[Collection entries]
-*-

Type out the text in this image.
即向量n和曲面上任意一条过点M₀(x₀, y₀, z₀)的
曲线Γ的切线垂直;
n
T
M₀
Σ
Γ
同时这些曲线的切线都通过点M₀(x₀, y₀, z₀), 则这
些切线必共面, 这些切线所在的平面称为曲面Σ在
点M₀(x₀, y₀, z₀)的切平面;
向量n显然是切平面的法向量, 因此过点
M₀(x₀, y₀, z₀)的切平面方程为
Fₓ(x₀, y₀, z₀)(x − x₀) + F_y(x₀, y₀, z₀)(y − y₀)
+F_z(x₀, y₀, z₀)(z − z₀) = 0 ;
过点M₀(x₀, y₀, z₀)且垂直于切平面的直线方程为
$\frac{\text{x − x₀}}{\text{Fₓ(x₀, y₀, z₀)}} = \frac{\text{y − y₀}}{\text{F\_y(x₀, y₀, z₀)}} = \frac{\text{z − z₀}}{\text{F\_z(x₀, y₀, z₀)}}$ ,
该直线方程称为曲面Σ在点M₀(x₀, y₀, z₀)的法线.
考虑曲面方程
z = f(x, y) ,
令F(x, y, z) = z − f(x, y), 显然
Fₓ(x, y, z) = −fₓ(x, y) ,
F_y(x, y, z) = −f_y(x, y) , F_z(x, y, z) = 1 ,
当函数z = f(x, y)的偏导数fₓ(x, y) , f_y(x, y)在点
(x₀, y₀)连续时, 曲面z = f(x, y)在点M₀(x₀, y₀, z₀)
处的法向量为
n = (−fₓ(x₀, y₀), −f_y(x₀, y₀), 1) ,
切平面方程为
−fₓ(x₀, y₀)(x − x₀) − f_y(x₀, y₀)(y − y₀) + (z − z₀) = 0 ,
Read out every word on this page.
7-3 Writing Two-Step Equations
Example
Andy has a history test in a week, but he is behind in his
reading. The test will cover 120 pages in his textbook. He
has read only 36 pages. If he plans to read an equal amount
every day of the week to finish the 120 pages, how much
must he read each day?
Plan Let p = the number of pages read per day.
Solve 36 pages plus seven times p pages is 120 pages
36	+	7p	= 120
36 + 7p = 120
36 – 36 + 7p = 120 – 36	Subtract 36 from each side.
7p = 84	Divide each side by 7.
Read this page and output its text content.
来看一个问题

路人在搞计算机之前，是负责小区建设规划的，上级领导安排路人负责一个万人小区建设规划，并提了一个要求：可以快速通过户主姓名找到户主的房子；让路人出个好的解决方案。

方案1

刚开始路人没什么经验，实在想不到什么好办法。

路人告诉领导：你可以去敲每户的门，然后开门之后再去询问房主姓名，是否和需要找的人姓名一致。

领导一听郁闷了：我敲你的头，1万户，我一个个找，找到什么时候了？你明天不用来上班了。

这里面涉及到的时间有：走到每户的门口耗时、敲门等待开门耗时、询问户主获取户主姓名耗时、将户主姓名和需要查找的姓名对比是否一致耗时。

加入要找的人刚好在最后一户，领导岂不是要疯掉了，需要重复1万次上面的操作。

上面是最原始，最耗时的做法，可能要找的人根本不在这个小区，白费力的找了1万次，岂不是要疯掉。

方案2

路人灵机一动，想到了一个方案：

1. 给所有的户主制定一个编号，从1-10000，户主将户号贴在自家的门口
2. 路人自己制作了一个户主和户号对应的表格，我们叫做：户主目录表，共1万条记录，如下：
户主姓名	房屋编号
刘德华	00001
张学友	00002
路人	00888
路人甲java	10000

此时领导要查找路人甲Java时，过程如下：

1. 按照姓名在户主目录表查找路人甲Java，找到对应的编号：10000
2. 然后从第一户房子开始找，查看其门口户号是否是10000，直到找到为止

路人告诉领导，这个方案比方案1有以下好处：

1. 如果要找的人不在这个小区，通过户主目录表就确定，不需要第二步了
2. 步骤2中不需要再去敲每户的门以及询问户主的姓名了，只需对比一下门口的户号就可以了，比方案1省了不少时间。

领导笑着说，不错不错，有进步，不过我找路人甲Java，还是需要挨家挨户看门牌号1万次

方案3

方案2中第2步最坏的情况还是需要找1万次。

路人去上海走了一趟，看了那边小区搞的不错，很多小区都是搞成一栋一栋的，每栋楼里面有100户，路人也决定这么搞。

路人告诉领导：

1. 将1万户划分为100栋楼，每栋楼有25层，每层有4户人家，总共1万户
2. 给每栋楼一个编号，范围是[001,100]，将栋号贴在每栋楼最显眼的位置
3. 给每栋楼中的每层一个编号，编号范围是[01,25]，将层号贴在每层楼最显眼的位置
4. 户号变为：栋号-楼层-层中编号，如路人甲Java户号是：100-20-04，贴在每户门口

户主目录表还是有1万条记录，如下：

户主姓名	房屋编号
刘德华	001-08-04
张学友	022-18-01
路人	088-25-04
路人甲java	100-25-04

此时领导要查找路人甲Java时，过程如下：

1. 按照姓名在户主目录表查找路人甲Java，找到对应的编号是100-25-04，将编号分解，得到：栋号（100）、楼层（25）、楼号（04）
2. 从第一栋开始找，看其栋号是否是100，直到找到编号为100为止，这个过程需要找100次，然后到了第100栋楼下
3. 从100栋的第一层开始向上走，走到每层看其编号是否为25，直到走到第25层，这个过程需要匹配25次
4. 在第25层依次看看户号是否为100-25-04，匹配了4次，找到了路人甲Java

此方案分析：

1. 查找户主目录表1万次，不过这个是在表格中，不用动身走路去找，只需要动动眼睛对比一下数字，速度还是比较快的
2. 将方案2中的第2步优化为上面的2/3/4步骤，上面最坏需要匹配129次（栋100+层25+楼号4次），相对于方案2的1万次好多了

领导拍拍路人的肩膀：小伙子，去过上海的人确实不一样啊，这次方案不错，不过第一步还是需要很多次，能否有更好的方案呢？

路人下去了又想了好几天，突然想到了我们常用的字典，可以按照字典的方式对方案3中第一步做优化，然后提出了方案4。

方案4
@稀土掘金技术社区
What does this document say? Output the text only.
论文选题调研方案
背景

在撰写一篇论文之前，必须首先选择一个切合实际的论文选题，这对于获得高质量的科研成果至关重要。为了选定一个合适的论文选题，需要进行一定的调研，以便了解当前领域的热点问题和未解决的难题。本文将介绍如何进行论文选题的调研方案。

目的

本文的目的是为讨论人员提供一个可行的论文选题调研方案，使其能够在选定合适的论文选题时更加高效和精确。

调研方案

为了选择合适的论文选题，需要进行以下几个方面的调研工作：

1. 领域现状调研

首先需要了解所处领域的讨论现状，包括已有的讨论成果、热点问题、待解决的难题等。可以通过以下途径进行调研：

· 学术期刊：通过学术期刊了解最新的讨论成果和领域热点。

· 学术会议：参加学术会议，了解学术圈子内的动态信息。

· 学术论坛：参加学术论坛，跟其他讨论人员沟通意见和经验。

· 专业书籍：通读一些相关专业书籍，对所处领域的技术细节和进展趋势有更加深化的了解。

-*-

§ Directions for this task
All of the material above needs to be copied exactly.

§ Full answer
Type out the text in this image.
即向量n和曲面上任意一条过点M₀(x₀, y₀, z₀)的
曲线Γ的切线垂直;
n
T
M₀
Σ
Γ
同时这些曲线的切线都通过点M₀(x₀, y₀, z₀), 则这
些切线必共面, 这些切线所在的平面称为曲面Σ在
点M₀(x₀, y₀, z₀)的切平面;
向量n显然是切平面的法向量, 因此过点
M₀(x₀, y₀, z₀)的切平面方程为
Fₓ(x₀, y₀, z₀)(x − x₀) + F_y(x₀, y₀, z₀)(y − y₀)
+F_z(x₀, y₀, z₀)(z − z₀) = 0 ;
过点M₀(x₀, y₀, z₀)且垂直于切平面的直线方程为
$\frac{\text{x − x₀}}{\text{Fₓ(x₀, y₀, z₀)}} = \frac{\text{y − y₀}}{\text{F\_y(x₀, y₀, z₀)}} = \frac{\text{z − z₀}}{\text{F\_z(x₀, y₀, z₀)}}$ ,
该直线方程称为曲面Σ在点M₀(x₀, y₀, z₀)的法线.
考虑曲面方程
z = f(x, y) ,
令F(x, y, z) = z − f(x, y), 显然
Fₓ(x, y, z) = −fₓ(x, y) ,
F_y(x, y, z) = −f_y(x, y) , F_z(x, y, z) = 1 ,
当函数z = f(x, y)的偏导数fₓ(x, y) , f_y(x, y)在点
(x₀, y₀)连续时, 曲面z = f(x, y)在点M₀(x₀, y₀, z₀)
处的法向量为
n = (−fₓ(x₀, y₀), −f_y(x₀, y₀), 1) ,
切平面方程为
−fₓ(x₀, y₀)(x − x₀) − f_y(x₀, y₀)(y − y₀) + (z − z₀) = 0 ,
Read out every word on this page.
7-3 Writing Two-Step Equations
Example
Andy has a history test in a week, but he is behind in his
reading. The test will cover 120 pages in his textbook. He
has read only 36 pages. If he plans to read an equal amount
every day of the week to finish the 120 pages, how much
must he read each day?
Plan Let p = the number of pages read per day.
Solve 36 pages plus seven times p pages is 120 pages
36	+	7p	= 120
36 + 7p = 120
36 – 36 + 7p = 120 – 36	Subtract 36 from each side.
7p = 84	Divide each side by 7.
Read this page and output its text content.
来看一个问题

路人在搞计算机之前，是负责小区建设规划的，上级领导安排路人负责一个万人小区建设规划，并提了一个要求：可以快速通过户主姓名找到户主的房子；让路人出个好的解决方案。

方案1

刚开始路人没什么经验，实在想不到什么好办法。

路人告诉领导：你可以去敲每户的门，然后开门之后再去询问房主姓名，是否和需要找的人姓名一致。

领导一听郁闷了：我敲你的头，1万户，我一个个找，找到什么时候了？你明天不用来上班了。

这里面涉及到的时间有：走到每户的门口耗时、敲门等待开门耗时、询问户主获取户主姓名耗时、将户主姓名和需要查找的姓名对比是否一致耗时。

加入要找的人刚好在最后一户，领导岂不是要疯掉了，需要重复1万次上面的操作。

上面是最原始，最耗时的做法，可能要找的人根本不在这个小区，白费力的找了1万次，岂不是要疯掉。

方案2

路人灵机一动，想到了一个方案：

1. 给所有的户主制定一个编号，从1-10000，户主将户号贴在自家的门口
2. 路人自己制作了一个户主和户号对应的表格，我们叫做：户主目录表，共1万条记录，如下：
户主姓名	房屋编号
刘德华	00001
张学友	00002
路人	00888
路人甲java	10000

此时领导要查找路人甲Java时，过程如下：

1. 按照姓名在户主目录表查找路人甲Java，找到对应的编号：10000
2. 然后从第一户房子开始找，查看其门口户号是否是10000，直到找到为止

路人告诉领导，这个方案比方案1有以下好处：

1. 如果要找的人不在这个小区，通过户主目录表就确定，不需要第二步了
2. 步骤2中不需要再去敲每户的门以及询问户主的姓名了，只需对比一下门口的户号就可以了，比方案1省了不少时间。

领导笑着说，不错不错，有进步，不过我找路人甲Java，还是需要挨家挨户看门牌号1万次

方案3

方案2中第2步最坏的情况还是需要找1万次。

路人去上海走了一趟，看了那边小区搞的不错，很多小区都是搞成一栋一栋的，每栋楼里面有100户，路人也决定这么搞。

路人告诉领导：

1. 将1万户划分为100栋楼，每栋楼有25层，每层有4户人家，总共1万户
2. 给每栋楼一个编号，范围是[001,100]，将栋号贴在每栋楼最显眼的位置
3. 给每栋楼中的每层一个编号，编号范围是[01,25]，将层号贴在每层楼最显眼的位置
4. 户号变为：栋号-楼层-层中编号，如路人甲Java户号是：100-20-04，贴在每户门口

户主目录表还是有1万条记录，如下：

户主姓名	房屋编号
刘德华	001-08-04
张学友	022-18-01
路人	088-25-04
路人甲java	100-25-04

此时领导要查找路人甲Java时，过程如下：

1. 按照姓名在户主目录表查找路人甲Java，找到对应的编号是100-25-04，将编号分解，得到：栋号（100）、楼层（25）、楼号（04）
2. 从第一栋开始找，看其栋号是否是100，直到找到编号为100为止，这个过程需要找100次，然后到了第100栋楼下
3. 从100栋的第一层开始向上走，走到每层看其编号是否为25，直到走到第25层，这个过程需要匹配25次
4. 在第25层依次看看户号是否为100-25-04，匹配了4次，找到了路人甲Java

此方案分析：

1. 查找户主目录表1万次，不过这个是在表格中，不用动身走路去找，只需要动动眼睛对比一下数字，速度还是比较快的
2. 将方案2中的第2步优化为上面的2/3/4步骤，上面最坏需要匹配129次（栋100+层25+楼号4次），相对于方案2的1万次好多了

领导拍拍路人的肩膀：小伙子，去过上海的人确实不一样啊，这次方案不错，不过第一步还是需要很多次，能否有更好的方案呢？

路人下去了又想了好几天，突然想到了我们常用的字典，可以按照字典的方式对方案3中第一步做优化，然后提出了方案4。

方案4
@稀土掘金技术社区
What does this document say? Output the text only.
论文选题调研方案
背景

在撰写一篇论文之前，必须首先选择一个切合实际的论文选题，这对于获得高质量的科研成果至关重要。为了选定一个合适的论文选题，需要进行一定的调研，以便了解当前领域的热点问题和未解决的难题。本文将介绍如何进行论文选题的调研方案。

目的

本文的目的是为讨论人员提供一个可行的论文选题调研方案，使其能够在选定合适的论文选题时更加高效和精确。

调研方案

为了选择合适的论文选题，需要进行以下几个方面的调研工作：

1. 领域现状调研

首先需要了解所处领域的讨论现状，包括已有的讨论成果、热点问题、待解决的难题等。可以通过以下途径进行调研：

· 学术期刊：通过学术期刊了解最新的讨论成果和领域热点。

· 学术会议：参加学术会议，了解学术圈子内的动态信息。

· 学术论坛：参加学术论坛，跟其他讨论人员沟通意见和经验。

· 专业书籍：通读一些相关专业书籍，对所处领域的技术细节和进展趋势有更加深化的了解。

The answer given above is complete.